--- WRITTEN EXERCISE ---
Report only the number of lines in the records that contain the word "text".

--- RECORDS FOR THE EXERCISE ---
START
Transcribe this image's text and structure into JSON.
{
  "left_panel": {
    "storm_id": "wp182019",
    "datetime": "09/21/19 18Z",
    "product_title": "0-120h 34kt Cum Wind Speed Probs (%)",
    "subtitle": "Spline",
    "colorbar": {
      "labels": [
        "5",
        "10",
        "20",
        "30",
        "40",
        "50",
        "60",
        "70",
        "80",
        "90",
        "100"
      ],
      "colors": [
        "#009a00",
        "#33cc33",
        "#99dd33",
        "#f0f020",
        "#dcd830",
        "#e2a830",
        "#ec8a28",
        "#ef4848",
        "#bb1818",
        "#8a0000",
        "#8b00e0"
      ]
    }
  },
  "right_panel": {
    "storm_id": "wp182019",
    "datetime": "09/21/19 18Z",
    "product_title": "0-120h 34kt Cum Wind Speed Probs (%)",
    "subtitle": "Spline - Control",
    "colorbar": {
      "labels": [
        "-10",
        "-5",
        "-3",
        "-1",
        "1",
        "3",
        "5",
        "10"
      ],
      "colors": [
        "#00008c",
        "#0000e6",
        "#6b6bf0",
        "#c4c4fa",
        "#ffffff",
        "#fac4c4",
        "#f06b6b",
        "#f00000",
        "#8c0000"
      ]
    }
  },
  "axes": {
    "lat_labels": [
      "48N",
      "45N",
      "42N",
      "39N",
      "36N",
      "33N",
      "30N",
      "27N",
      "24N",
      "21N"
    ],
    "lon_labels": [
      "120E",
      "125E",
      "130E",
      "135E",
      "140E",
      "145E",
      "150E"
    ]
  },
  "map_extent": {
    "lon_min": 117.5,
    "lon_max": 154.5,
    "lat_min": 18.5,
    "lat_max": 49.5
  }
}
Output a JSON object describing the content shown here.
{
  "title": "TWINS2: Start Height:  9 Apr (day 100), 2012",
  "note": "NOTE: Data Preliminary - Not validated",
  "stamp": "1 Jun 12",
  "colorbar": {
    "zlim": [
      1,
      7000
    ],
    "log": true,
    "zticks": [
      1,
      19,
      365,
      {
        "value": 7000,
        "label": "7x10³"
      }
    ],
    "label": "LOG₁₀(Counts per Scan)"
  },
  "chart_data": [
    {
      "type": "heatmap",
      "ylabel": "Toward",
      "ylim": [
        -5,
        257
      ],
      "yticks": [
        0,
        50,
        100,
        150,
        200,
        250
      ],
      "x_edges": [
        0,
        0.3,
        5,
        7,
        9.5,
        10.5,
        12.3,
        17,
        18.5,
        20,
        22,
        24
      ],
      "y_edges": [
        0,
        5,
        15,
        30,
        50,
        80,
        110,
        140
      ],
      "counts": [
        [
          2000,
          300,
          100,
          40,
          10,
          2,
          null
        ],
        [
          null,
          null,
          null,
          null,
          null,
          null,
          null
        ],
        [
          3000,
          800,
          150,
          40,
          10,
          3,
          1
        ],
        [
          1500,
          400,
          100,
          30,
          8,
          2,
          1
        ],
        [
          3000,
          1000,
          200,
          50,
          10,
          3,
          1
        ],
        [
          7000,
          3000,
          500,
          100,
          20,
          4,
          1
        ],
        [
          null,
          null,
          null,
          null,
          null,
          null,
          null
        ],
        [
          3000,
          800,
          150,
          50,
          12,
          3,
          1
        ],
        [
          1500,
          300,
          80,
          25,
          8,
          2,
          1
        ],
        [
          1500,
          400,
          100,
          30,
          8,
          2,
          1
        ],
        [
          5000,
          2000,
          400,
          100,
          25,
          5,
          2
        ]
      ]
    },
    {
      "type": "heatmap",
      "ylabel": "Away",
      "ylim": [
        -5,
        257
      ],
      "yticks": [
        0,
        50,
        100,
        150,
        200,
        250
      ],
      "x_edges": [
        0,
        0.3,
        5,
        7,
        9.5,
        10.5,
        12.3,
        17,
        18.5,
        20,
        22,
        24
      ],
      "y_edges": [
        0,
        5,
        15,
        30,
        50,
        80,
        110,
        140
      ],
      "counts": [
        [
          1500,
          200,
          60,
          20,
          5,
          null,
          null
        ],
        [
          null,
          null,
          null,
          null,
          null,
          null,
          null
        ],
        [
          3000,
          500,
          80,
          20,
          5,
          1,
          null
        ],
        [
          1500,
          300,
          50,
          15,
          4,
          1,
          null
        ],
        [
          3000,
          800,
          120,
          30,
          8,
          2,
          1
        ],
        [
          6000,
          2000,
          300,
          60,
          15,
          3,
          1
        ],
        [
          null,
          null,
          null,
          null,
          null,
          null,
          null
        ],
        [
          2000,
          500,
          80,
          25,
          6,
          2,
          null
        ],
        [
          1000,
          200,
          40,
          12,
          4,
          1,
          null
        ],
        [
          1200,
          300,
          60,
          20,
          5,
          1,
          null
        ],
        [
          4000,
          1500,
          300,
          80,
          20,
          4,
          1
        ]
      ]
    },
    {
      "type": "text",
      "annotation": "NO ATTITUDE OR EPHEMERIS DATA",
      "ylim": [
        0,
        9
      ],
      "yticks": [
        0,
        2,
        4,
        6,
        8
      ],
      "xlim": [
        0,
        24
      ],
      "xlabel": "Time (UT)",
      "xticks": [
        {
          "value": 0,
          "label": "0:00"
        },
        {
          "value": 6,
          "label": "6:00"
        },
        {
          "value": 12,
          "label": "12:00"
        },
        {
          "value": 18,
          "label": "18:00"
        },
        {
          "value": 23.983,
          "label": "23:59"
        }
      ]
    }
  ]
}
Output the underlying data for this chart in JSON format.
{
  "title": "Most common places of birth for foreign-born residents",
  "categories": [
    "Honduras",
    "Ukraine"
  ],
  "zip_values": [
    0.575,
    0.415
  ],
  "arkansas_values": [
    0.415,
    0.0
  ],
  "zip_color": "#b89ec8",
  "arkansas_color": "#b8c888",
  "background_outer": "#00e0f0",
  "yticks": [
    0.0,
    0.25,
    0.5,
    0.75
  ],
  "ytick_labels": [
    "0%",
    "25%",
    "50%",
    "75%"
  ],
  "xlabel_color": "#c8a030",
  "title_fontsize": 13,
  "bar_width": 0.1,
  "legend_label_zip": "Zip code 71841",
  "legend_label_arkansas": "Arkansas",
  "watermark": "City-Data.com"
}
END
--- SOLVED PROBLEM ---
2